[Extracted data entries]
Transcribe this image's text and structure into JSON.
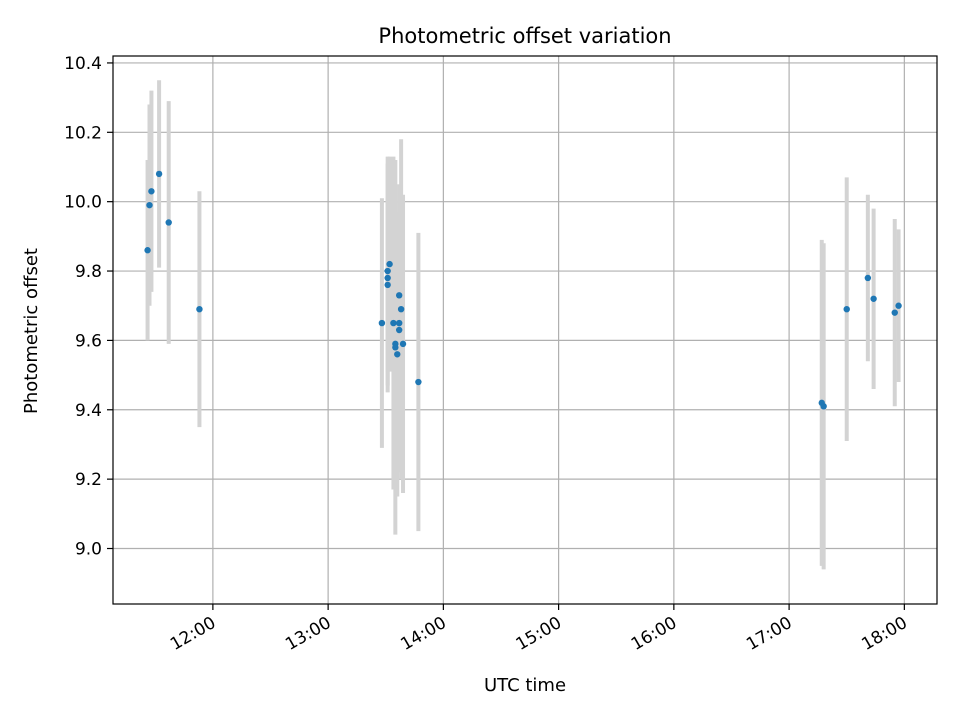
{
  "chart_data": {
    "type": "scatter",
    "title": "Photometric offset variation",
    "xlabel": "UTC time",
    "ylabel": "Photometric offset",
    "grid": true,
    "xlim": [
      "11:08",
      "18:17"
    ],
    "ylim": [
      8.84,
      10.42
    ],
    "x_ticks": [
      "12:00",
      "13:00",
      "14:00",
      "15:00",
      "16:00",
      "17:00",
      "18:00"
    ],
    "y_ticks": [
      "9.0",
      "9.2",
      "9.4",
      "9.6",
      "9.8",
      "10.0",
      "10.2",
      "10.4"
    ],
    "colors": {
      "point": "#1f77b4",
      "errorbar": "#d3d3d3",
      "grid": "#b0b0b0"
    },
    "points": [
      {
        "x": "11:26",
        "y": 9.86,
        "err": 0.26
      },
      {
        "x": "11:27",
        "y": 9.99,
        "err": 0.29
      },
      {
        "x": "11:28",
        "y": 10.03,
        "err": 0.29
      },
      {
        "x": "11:32",
        "y": 10.08,
        "err": 0.27
      },
      {
        "x": "11:37",
        "y": 9.94,
        "err": 0.35
      },
      {
        "x": "11:53",
        "y": 9.69,
        "err": 0.34
      },
      {
        "x": "13:28",
        "y": 9.65,
        "err": 0.36
      },
      {
        "x": "13:31",
        "y": 9.76,
        "err": 0.25
      },
      {
        "x": "13:31",
        "y": 9.78,
        "err": 0.33
      },
      {
        "x": "13:31",
        "y": 9.8,
        "err": 0.33
      },
      {
        "x": "13:32",
        "y": 9.82,
        "err": 0.31
      },
      {
        "x": "13:34",
        "y": 9.65,
        "err": 0.48
      },
      {
        "x": "13:35",
        "y": 9.59,
        "err": 0.42
      },
      {
        "x": "13:35",
        "y": 9.58,
        "err": 0.54
      },
      {
        "x": "13:36",
        "y": 9.56,
        "err": 0.41
      },
      {
        "x": "13:37",
        "y": 9.63,
        "err": 0.41
      },
      {
        "x": "13:37",
        "y": 9.65,
        "err": 0.4
      },
      {
        "x": "13:37",
        "y": 9.73,
        "err": 0.32
      },
      {
        "x": "13:38",
        "y": 9.69,
        "err": 0.49
      },
      {
        "x": "13:39",
        "y": 9.59,
        "err": 0.43
      },
      {
        "x": "13:47",
        "y": 9.48,
        "err": 0.43
      },
      {
        "x": "17:17",
        "y": 9.42,
        "err": 0.47
      },
      {
        "x": "17:18",
        "y": 9.41,
        "err": 0.47
      },
      {
        "x": "17:30",
        "y": 9.69,
        "err": 0.38
      },
      {
        "x": "17:41",
        "y": 9.78,
        "err": 0.24
      },
      {
        "x": "17:44",
        "y": 9.72,
        "err": 0.26
      },
      {
        "x": "17:55",
        "y": 9.68,
        "err": 0.27
      },
      {
        "x": "17:57",
        "y": 9.7,
        "err": 0.22
      }
    ]
  }
}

- Do this:
Your copy should match the entries exactly, minus the pictures.

- Task solution:
Transcribe this image's text and structure into JSON.
{
  "chart_data": {
    "type": "scatter",
    "title": "Photometric offset variation",
    "xlabel": "UTC time",
    "ylabel": "Photometric offset",
    "grid": true,
    "xlim": [
      "11:08",
      "18:17"
    ],
    "ylim": [
      8.84,
      10.42
    ],
    "x_ticks": [
      "12:00",
      "13:00",
      "14:00",
      "15:00",
      "16:00",
      "17:00",
      "18:00"
    ],
    "y_ticks": [
      "9.0",
      "9.2",
      "9.4",
      "9.6",
      "9.8",
      "10.0",
      "10.2",
      "10.4"
    ],
    "colors": {
      "point": "#1f77b4",
      "errorbar": "#d3d3d3",
      "grid": "#b0b0b0"
    },
    "points": [
      {
        "x": "11:26",
        "y": 9.86,
        "err": 0.26
      },
      {
        "x": "11:27",
        "y": 9.99,
        "err": 0.29
      },
      {
        "x": "11:28",
        "y": 10.03,
        "err": 0.29
      },
      {
        "x": "11:32",
        "y": 10.08,
        "err": 0.27
      },
      {
        "x": "11:37",
        "y": 9.94,
        "err": 0.35
      },
      {
        "x": "11:53",
        "y": 9.69,
        "err": 0.34
      },
      {
        "x": "13:28",
        "y": 9.65,
        "err": 0.36
      },
      {
        "x": "13:31",
        "y": 9.76,
        "err": 0.25
      },
      {
        "x": "13:31",
        "y": 9.78,
        "err": 0.33
      },
      {
        "x": "13:31",
        "y": 9.8,
        "err": 0.33
      },
      {
        "x": "13:32",
        "y": 9.82,
        "err": 0.31
      },
      {
        "x": "13:34",
        "y": 9.65,
        "err": 0.48
      },
      {
        "x": "13:35",
        "y": 9.59,
        "err": 0.42
      },
      {
        "x": "13:35",
        "y": 9.58,
        "err": 0.54
      },
      {
        "x": "13:36",
        "y": 9.56,
        "err": 0.41
      },
      {
        "x": "13:37",
        "y": 9.63,
        "err": 0.41
      },
      {
        "x": "13:37",
        "y": 9.65,
        "err": 0.4
      },
      {
        "x": "13:37",
        "y": 9.73,
        "err": 0.32
      },
      {
        "x": "13:38",
        "y": 9.69,
        "err": 0.49
      },
      {
        "x": "13:39",
        "y": 9.59,
        "err": 0.43
      },
      {
        "x": "13:47",
        "y": 9.48,
        "err": 0.43
      },
      {
        "x": "17:17",
        "y": 9.42,
        "err": 0.47
      },
      {
        "x": "17:18",
        "y": 9.41,
        "err": 0.47
      },
      {
        "x": "17:30",
        "y": 9.69,
        "err": 0.38
      },
      {
        "x": "17:41",
        "y": 9.78,
        "err": 0.24
      },
      {
        "x": "17:44",
        "y": 9.72,
        "err": 0.26
      },
      {
        "x": "17:55",
        "y": 9.68,
        "err": 0.27
      },
      {
        "x": "17:57",
        "y": 9.7,
        "err": 0.22
      }
    ]
  }
}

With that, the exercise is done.